> _What needs to be done_:
Below are entries. Pull out all lines containing "Stock".

> _Source material_:
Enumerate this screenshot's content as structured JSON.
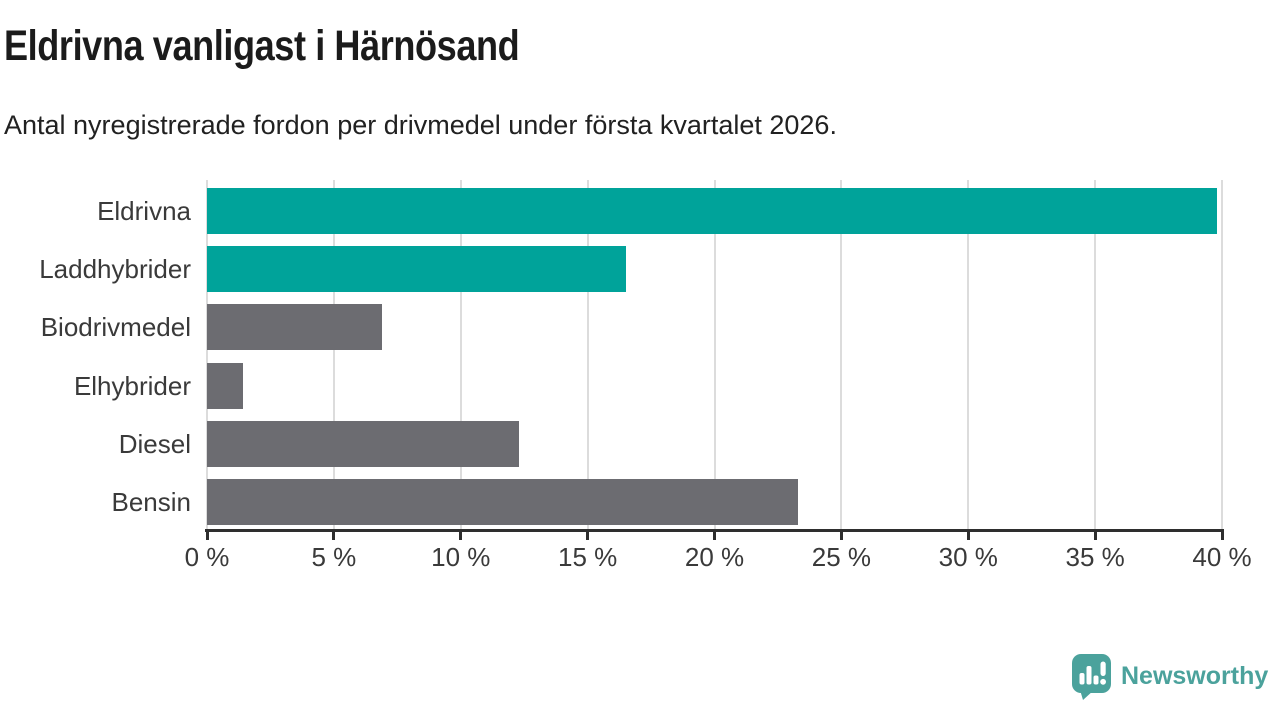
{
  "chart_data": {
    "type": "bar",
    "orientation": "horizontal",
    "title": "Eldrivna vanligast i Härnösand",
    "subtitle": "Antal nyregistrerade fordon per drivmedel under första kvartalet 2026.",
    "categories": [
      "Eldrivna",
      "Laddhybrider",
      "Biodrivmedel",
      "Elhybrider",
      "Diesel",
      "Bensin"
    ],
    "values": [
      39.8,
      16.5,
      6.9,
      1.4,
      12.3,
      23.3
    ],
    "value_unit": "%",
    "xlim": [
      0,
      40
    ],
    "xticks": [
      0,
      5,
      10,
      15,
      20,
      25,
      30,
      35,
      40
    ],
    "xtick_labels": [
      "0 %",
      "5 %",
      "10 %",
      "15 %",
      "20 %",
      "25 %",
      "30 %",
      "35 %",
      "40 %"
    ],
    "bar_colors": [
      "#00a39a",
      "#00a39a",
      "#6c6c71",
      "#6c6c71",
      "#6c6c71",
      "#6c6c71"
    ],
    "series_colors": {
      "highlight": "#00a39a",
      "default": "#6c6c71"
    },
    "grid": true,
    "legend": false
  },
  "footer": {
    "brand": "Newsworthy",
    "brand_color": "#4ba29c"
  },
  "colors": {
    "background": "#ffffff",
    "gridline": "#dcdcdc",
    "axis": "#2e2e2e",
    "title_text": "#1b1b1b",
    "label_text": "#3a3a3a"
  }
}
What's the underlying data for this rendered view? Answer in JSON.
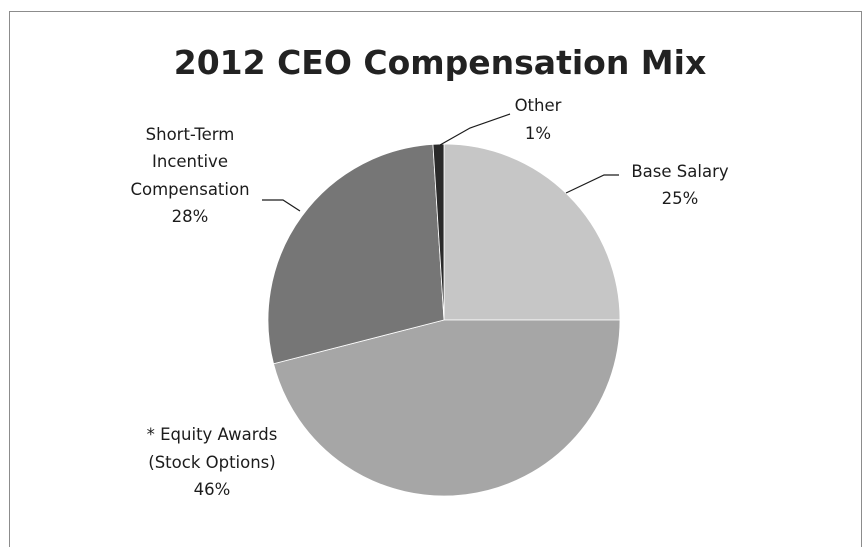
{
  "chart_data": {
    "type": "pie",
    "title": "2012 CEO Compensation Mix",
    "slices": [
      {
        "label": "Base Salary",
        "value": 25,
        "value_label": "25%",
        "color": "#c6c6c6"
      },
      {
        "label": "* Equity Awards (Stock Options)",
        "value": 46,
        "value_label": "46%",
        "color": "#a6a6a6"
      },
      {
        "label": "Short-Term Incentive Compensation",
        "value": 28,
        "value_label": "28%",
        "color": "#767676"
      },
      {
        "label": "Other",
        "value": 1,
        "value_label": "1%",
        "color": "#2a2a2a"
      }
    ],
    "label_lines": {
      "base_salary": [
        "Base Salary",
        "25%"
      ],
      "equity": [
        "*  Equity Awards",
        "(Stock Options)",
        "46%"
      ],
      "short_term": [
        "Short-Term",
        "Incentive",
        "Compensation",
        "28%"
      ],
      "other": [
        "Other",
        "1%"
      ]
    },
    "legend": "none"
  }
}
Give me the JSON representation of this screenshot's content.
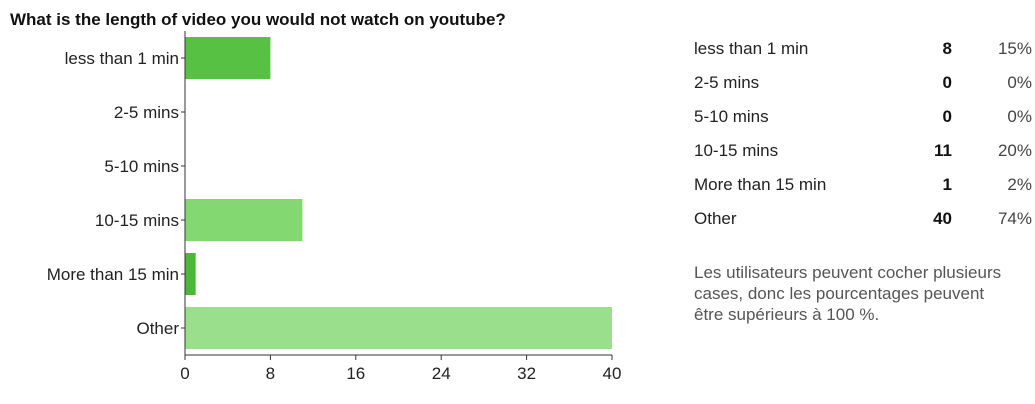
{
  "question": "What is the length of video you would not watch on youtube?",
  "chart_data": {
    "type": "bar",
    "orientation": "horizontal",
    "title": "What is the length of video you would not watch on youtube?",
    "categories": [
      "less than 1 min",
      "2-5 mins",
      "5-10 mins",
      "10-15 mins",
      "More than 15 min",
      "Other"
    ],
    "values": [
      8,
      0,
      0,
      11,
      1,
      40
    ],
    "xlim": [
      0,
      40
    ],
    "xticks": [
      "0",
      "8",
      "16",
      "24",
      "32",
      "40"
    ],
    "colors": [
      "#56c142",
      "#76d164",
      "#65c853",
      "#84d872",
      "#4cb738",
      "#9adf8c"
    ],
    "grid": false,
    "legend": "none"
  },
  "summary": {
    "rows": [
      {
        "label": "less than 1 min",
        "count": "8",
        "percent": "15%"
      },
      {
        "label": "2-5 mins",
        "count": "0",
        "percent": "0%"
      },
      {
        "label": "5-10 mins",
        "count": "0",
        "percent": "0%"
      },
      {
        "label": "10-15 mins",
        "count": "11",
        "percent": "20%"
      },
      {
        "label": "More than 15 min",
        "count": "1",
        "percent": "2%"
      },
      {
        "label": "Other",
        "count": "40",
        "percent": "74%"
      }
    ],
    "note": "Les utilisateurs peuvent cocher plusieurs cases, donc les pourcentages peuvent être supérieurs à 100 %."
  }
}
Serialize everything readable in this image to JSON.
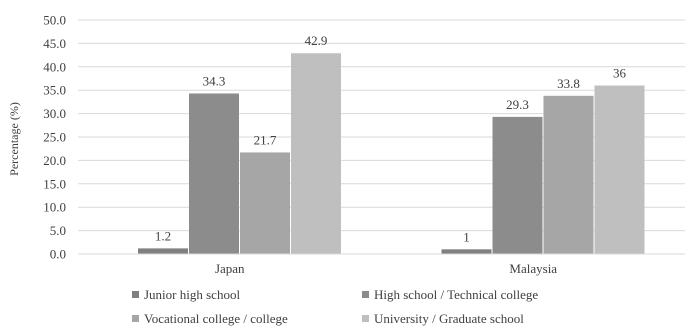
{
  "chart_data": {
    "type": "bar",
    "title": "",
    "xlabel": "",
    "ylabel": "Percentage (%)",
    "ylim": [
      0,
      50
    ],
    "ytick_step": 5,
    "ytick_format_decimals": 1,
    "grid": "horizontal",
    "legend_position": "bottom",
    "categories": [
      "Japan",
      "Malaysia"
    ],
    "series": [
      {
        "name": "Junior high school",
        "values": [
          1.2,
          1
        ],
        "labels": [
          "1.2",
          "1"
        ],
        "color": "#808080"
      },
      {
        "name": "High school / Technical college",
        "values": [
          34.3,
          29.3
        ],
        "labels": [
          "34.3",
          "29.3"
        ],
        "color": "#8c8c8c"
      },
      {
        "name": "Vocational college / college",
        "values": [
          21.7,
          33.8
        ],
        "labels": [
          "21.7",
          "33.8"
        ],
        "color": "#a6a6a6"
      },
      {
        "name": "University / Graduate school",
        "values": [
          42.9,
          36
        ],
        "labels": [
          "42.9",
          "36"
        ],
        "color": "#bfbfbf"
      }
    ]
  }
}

> _Result of this exercise_:
        "label": "* Equity Awards (Stock Options)",
        "(Stock Options)",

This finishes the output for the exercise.